PROBLEM TO SOLVE: Identify every line in the records below that contains the word "travaux", and reproduce each one.

(Saved entries)
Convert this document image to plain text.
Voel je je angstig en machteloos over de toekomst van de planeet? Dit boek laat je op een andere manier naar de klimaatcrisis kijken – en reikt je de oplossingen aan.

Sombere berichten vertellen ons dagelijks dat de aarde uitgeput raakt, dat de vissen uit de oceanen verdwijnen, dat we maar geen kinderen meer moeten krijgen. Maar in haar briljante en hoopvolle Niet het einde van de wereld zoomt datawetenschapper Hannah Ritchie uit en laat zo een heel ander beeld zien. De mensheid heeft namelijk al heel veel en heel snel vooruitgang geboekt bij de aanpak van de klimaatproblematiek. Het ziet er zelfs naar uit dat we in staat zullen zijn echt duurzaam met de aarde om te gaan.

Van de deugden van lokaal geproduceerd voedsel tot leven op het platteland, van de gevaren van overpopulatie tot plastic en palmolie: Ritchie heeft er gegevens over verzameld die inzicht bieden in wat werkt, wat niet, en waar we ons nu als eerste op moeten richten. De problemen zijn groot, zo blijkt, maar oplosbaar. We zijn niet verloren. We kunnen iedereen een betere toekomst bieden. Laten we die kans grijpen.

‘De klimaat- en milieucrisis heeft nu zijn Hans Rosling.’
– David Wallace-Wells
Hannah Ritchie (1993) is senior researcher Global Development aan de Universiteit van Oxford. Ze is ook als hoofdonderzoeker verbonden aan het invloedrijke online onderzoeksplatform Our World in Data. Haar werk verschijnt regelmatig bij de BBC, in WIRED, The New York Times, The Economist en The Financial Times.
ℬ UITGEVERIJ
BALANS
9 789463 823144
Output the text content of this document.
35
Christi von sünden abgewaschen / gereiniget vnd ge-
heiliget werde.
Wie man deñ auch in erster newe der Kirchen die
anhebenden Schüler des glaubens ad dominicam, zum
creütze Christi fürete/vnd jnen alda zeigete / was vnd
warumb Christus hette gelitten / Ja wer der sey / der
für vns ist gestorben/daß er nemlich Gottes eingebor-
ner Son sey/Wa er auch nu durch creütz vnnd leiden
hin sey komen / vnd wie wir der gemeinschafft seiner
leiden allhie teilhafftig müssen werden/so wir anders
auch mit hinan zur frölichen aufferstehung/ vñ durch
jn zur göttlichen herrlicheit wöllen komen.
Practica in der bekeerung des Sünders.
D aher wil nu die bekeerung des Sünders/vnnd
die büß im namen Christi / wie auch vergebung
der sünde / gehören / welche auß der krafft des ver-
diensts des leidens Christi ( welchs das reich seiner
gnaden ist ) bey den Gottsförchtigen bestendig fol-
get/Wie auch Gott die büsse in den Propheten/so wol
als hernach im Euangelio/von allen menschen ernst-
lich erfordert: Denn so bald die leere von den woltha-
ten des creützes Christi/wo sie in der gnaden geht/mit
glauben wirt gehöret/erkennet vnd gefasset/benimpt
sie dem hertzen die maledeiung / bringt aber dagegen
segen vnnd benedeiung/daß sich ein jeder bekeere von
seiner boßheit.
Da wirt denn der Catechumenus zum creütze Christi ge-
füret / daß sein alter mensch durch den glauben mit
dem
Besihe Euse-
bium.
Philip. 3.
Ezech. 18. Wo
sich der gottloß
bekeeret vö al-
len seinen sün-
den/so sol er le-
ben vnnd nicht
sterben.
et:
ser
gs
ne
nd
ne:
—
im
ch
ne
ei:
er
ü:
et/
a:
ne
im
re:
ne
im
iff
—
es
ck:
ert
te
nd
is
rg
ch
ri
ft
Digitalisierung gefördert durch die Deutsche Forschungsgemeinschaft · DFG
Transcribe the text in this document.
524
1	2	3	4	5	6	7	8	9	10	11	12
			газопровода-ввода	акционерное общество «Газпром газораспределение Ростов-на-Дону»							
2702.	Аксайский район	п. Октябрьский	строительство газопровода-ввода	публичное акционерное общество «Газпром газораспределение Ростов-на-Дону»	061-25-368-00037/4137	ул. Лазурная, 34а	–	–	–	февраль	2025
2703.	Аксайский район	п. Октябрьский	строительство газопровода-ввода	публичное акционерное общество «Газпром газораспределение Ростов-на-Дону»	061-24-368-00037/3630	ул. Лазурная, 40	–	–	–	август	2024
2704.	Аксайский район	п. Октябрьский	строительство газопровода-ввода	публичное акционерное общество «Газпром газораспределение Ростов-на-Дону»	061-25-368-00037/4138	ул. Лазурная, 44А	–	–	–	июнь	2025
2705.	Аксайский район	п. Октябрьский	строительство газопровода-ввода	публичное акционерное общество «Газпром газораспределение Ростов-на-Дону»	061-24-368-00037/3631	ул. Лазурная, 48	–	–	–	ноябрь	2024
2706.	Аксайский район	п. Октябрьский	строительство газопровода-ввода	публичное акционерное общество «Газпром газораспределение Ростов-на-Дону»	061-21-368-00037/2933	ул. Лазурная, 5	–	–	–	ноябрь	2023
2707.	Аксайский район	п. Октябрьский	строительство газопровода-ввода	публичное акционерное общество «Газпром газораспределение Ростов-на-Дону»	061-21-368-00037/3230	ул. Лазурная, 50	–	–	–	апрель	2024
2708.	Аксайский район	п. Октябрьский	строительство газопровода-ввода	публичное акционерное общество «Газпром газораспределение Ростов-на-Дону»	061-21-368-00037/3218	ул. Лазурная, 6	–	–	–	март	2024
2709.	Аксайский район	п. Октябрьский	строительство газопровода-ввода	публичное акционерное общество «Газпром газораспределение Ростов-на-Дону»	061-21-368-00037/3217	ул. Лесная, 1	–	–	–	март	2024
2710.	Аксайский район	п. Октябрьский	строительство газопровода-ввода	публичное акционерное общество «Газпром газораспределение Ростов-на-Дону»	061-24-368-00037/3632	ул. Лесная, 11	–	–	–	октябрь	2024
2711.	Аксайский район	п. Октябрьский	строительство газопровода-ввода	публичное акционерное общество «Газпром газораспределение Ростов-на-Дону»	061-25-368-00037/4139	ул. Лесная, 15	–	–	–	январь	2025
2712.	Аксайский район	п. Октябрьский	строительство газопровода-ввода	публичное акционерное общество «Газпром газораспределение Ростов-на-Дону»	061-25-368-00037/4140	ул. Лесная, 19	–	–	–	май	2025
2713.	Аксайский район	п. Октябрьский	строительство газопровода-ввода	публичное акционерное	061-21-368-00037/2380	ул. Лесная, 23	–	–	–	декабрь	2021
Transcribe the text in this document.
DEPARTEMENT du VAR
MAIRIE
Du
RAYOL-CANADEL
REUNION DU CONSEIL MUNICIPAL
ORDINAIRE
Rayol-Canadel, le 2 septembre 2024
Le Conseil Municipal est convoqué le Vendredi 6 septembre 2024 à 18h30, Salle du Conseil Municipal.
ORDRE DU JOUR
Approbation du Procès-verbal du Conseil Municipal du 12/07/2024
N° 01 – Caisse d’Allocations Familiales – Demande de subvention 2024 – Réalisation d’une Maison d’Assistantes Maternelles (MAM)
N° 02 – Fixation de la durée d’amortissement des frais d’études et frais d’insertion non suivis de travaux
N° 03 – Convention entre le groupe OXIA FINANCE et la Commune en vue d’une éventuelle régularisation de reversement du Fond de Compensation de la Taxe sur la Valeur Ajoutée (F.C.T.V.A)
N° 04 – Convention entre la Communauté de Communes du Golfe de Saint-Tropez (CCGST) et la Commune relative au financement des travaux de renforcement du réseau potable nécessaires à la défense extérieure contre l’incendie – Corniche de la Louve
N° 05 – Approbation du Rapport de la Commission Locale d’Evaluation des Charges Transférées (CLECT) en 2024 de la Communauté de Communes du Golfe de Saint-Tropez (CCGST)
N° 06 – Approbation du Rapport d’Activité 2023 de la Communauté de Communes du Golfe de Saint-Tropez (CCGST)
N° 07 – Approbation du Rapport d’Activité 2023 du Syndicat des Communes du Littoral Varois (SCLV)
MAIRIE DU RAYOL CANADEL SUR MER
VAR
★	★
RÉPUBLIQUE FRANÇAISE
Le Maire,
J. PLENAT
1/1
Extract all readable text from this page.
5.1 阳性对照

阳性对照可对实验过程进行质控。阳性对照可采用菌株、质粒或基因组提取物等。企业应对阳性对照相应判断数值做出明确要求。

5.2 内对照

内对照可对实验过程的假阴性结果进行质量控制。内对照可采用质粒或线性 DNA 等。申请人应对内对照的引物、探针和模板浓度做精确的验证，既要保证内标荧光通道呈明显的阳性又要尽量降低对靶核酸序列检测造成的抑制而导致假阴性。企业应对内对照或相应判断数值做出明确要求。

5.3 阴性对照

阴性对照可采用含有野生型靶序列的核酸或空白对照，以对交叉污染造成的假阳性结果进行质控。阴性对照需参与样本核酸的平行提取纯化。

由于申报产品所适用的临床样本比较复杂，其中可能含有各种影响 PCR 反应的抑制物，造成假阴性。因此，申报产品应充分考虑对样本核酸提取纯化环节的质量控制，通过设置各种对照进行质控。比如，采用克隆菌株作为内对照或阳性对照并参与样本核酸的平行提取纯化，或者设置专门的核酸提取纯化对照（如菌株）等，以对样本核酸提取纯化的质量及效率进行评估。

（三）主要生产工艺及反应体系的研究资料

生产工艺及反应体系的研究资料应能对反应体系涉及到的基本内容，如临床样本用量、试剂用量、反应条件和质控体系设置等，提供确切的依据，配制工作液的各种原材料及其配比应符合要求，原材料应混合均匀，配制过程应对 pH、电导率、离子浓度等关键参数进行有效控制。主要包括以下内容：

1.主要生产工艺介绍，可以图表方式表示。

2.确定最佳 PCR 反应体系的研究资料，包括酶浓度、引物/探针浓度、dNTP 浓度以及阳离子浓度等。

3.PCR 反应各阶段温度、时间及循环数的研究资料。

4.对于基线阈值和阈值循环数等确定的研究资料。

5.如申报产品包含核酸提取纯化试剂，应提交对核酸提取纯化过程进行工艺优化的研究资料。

OUTPUT BELOW:
N° 02 – Fixation de la durée d’amortissement des frais d’études et frais d’insertion non suivis de travaux
N° 04 – Convention entre la Communauté de Communes du Golfe de Saint-Tropez (CCGST) et la Commune relative au financement des travaux de renforcement du réseau potable nécessaires à la défense extérieure contre l’incendie – Corniche de la Louve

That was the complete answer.